→ **Exercise directions**:
Retype the records below word for word and omit any image.

[A run of records]

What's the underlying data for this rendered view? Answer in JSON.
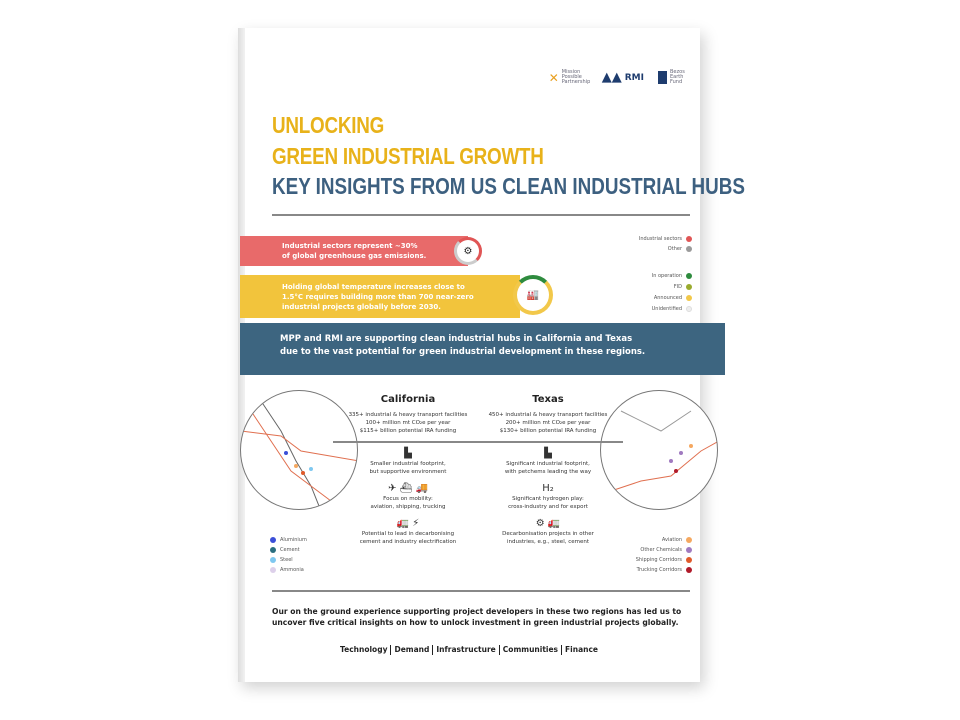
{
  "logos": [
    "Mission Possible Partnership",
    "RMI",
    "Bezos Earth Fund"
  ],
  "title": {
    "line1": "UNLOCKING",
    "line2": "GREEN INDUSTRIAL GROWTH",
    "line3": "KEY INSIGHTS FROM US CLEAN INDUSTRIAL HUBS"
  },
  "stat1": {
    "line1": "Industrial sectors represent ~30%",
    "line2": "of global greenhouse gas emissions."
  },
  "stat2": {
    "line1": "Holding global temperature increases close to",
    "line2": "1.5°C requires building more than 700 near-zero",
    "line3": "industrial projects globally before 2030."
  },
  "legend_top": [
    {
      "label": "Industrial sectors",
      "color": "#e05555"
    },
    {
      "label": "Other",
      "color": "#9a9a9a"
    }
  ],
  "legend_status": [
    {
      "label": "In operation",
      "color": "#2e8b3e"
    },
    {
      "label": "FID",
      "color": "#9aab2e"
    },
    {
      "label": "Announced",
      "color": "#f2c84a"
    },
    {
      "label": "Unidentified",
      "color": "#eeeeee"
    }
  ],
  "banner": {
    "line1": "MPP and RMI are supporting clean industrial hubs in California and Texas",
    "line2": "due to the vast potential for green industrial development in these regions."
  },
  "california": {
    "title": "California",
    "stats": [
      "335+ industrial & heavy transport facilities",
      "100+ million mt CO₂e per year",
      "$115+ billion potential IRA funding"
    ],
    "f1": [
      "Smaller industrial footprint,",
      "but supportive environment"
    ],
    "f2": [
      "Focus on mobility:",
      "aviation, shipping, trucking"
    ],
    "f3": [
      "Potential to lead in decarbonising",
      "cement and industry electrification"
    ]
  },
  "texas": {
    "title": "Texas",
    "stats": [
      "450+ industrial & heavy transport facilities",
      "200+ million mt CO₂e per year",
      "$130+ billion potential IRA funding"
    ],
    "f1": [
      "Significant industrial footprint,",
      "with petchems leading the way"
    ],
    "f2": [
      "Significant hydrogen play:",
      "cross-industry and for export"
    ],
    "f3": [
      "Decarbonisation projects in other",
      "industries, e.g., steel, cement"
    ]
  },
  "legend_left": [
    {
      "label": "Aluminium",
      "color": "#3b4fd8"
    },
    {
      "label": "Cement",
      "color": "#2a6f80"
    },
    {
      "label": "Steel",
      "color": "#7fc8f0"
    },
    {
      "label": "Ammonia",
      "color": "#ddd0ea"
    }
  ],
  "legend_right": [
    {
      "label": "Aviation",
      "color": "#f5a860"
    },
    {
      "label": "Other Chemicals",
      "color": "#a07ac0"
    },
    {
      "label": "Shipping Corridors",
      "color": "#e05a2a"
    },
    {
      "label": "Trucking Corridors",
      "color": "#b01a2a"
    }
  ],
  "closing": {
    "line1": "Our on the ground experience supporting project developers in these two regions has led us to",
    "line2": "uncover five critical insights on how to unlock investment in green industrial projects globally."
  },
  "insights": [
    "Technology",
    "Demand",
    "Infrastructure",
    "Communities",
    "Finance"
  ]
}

→ **Problem solution**:
What's the underlying data for this rendered view? Answer in JSON.
{
  "logos": [
    "Mission Possible Partnership",
    "RMI",
    "Bezos Earth Fund"
  ],
  "title": {
    "line1": "UNLOCKING",
    "line2": "GREEN INDUSTRIAL GROWTH",
    "line3": "KEY INSIGHTS FROM US CLEAN INDUSTRIAL HUBS"
  },
  "stat1": {
    "line1": "Industrial sectors represent ~30%",
    "line2": "of global greenhouse gas emissions."
  },
  "stat2": {
    "line1": "Holding global temperature increases close to",
    "line2": "1.5°C requires building more than 700 near-zero",
    "line3": "industrial projects globally before 2030."
  },
  "legend_top": [
    {
      "label": "Industrial sectors",
      "color": "#e05555"
    },
    {
      "label": "Other",
      "color": "#9a9a9a"
    }
  ],
  "legend_status": [
    {
      "label": "In operation",
      "color": "#2e8b3e"
    },
    {
      "label": "FID",
      "color": "#9aab2e"
    },
    {
      "label": "Announced",
      "color": "#f2c84a"
    },
    {
      "label": "Unidentified",
      "color": "#eeeeee"
    }
  ],
  "banner": {
    "line1": "MPP and RMI are supporting clean industrial hubs in California and Texas",
    "line2": "due to the vast potential for green industrial development in these regions."
  },
  "california": {
    "title": "California",
    "stats": [
      "335+ industrial & heavy transport facilities",
      "100+ million mt CO₂e per year",
      "$115+ billion potential IRA funding"
    ],
    "f1": [
      "Smaller industrial footprint,",
      "but supportive environment"
    ],
    "f2": [
      "Focus on mobility:",
      "aviation, shipping, trucking"
    ],
    "f3": [
      "Potential to lead in decarbonising",
      "cement and industry electrification"
    ]
  },
  "texas": {
    "title": "Texas",
    "stats": [
      "450+ industrial & heavy transport facilities",
      "200+ million mt CO₂e per year",
      "$130+ billion potential IRA funding"
    ],
    "f1": [
      "Significant industrial footprint,",
      "with petchems leading the way"
    ],
    "f2": [
      "Significant hydrogen play:",
      "cross-industry and for export"
    ],
    "f3": [
      "Decarbonisation projects in other",
      "industries, e.g., steel, cement"
    ]
  },
  "legend_left": [
    {
      "label": "Aluminium",
      "color": "#3b4fd8"
    },
    {
      "label": "Cement",
      "color": "#2a6f80"
    },
    {
      "label": "Steel",
      "color": "#7fc8f0"
    },
    {
      "label": "Ammonia",
      "color": "#ddd0ea"
    }
  ],
  "legend_right": [
    {
      "label": "Aviation",
      "color": "#f5a860"
    },
    {
      "label": "Other Chemicals",
      "color": "#a07ac0"
    },
    {
      "label": "Shipping Corridors",
      "color": "#e05a2a"
    },
    {
      "label": "Trucking Corridors",
      "color": "#b01a2a"
    }
  ],
  "closing": {
    "line1": "Our on the ground experience supporting project developers in these two regions has led us to",
    "line2": "uncover five critical insights on how to unlock investment in green industrial projects globally."
  },
  "insights": [
    "Technology",
    "Demand",
    "Infrastructure",
    "Communities",
    "Finance"
  ]
}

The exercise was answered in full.